San Andrés intensifica campaña contra el ruido excesivo en zonas residenciales

Las autoridades de San Andrés realizaron recorridos en varios sectores para frenar el uso de equipos de sonido de alto volumen durante la noche. A través de diálogos directos, invitaron a los responsables a reflexionar sobre el impacto del ruido en poblaciones vulnerables. Estas acciones se enmarcan en el trabajo del recién reactivado Comité Civil de Convivencia, que busca mejorar la calidad de vida en la isla.
En San Andrés se intensifica la lucha por recuperar la tranquilidad en las noches. La Secretaría de Seguridad y Convivencia Ciudadana, trabajando de la mano con la Policía Nacional, realizó recorridos por distintos sectores de la isla donde detectaron que muchas personas continúan usando equipos de sonido a volúmenes muy altos en zonas donde viven familias. Lo que llama la atención es que las autoridades no llegaron con citaciones o multas, sino con intención de conversar.

PREGUNTAS DE COMPRENSIÓN →
(a) Transcribe el tramo de la noticia sobre el ruido en San Andrés que va desde "San Andrés intensifica" hasta "en la isla.".
(b) Indica si cada afirmación coincide con la noticia sobre el ruido en San Andrés y cita las palabras que lo deciden: (i) la Secretaría de Seguridad y Convivencia Ciudadana actuó junto con la Policía Nacional; (ii) las autoridades impusieron multas a quienes usaban equipos de sonido a alto volumen; (iii) el Comité Civil de Convivencia se creó por primera vez.
(c) Prosigue la noticia sobre el ruido en San Andrés a partir de su última oración.

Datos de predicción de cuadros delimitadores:
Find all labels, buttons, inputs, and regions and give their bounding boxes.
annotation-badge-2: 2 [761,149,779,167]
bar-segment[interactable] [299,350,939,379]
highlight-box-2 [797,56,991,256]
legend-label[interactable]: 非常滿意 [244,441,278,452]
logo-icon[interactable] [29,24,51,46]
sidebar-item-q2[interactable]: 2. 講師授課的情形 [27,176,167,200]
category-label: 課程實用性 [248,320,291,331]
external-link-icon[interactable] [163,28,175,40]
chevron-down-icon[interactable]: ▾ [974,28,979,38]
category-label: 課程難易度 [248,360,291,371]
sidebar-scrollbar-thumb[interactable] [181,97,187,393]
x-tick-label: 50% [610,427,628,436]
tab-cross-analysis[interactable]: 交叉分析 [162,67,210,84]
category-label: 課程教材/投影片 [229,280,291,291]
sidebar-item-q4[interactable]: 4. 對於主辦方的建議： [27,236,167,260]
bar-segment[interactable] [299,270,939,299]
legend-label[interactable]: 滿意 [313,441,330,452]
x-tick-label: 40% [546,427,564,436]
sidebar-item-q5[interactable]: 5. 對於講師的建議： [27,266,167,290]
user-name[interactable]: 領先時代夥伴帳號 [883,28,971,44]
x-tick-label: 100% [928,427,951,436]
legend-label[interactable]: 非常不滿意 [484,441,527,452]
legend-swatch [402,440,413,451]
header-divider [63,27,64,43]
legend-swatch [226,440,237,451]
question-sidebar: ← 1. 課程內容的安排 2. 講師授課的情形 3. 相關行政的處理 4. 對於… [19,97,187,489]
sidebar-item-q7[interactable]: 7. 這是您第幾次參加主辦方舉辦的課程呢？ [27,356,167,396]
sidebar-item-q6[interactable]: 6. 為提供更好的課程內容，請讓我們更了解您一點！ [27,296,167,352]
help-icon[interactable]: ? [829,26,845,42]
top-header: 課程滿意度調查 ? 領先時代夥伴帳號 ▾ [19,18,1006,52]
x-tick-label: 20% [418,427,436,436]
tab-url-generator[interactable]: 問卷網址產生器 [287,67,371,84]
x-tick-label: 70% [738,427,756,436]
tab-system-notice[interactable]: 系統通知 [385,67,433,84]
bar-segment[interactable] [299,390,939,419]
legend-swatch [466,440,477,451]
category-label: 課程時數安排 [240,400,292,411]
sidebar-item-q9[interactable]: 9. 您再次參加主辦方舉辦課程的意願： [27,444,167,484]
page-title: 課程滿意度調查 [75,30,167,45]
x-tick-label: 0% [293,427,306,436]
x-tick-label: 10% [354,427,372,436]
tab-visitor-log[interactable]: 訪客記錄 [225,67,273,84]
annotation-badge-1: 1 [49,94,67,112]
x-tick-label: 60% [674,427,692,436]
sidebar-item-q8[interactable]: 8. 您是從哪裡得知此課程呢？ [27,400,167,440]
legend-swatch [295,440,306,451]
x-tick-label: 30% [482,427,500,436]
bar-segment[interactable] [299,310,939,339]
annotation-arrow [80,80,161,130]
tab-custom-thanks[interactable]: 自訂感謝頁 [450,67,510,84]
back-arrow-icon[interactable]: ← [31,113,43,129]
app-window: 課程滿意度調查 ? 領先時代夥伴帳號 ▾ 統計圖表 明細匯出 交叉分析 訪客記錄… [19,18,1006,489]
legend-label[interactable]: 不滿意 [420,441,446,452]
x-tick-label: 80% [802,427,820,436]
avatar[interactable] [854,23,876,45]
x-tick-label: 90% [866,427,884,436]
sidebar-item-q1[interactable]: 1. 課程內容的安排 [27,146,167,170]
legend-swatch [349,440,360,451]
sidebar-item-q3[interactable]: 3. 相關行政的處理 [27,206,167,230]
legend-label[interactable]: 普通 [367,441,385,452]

RESPUESTAS NUMERADAS →
(a)
San Andrés intensifica campaña contra el ruido excesivo en zonas residenciales

Las autoridades de San Andrés realizaron recorridos en varios sectores para frenar el uso de equipos de sonido de alto volumen durante la noche. A través de diálogos directos, invitaron a los responsables a reflexionar sobre el impacto del ruido en poblaciones vulnerables. Estas acciones se enmarcan en el trabajo del recién reactivado Comité Civil de Convivencia, que busca mejorar la calidad de vida en la isla.

(b)
(i) Sí: "trabajando de la mano con la Policía Nacional".
(ii) No: "las autoridades no llegaron con citaciones o multas, sino con intención de conversar".
(iii) No: "recién reactivado Comité Civil de Convivencia".

(c)
Durante estos recorridos, los uniformados se sentaron a hablar directamente con quienes estaban usando los equipos para invitarlos a pensar en las consecuencias del ruido desmedido. Enfatizaron cómo el exceso de sonido, especialmente durante la noche, afecta a grupos que ya son vulnerables: niños pequeños que necesitan dormir bien, adultos mayores con problemas de salud y personas enfermas que requieren descanso en sus casas. El mensaje fue claro pero sin agresividad: moderen el volumen y no extiendan estas actividades hasta altas horas.
Desde la administración municipal subrayan que estas acciones responden al Código Nacional de Seguridad y Convivencia Ciudadana y forman parte de una estrategia más amplia que incluye el Comité Civil de Convivencia. Este comité, reactivado hace apenas dos meses, reúne a instituciones clave como la Defensoría del Pueblo, la Procuraduría General de la Nación y la Policía Nacional, actuando como un mecanismo para resolver conflictos de manera pacífica.
El comité ha concentrado su trabajo en varios frentes: controlar el ruido en la isla, organizar mejor el espacio público y trabajar en las zonas más críticas del archipiélago. Según las autoridades, esta articulación entre entidades tiene un objetivo más profundo: mejorar la calidad de vida de los sanandresanos fomentando el respeto entre vecinos y construyendo una cultura de convivencia donde todos puedan vivir con dignidad.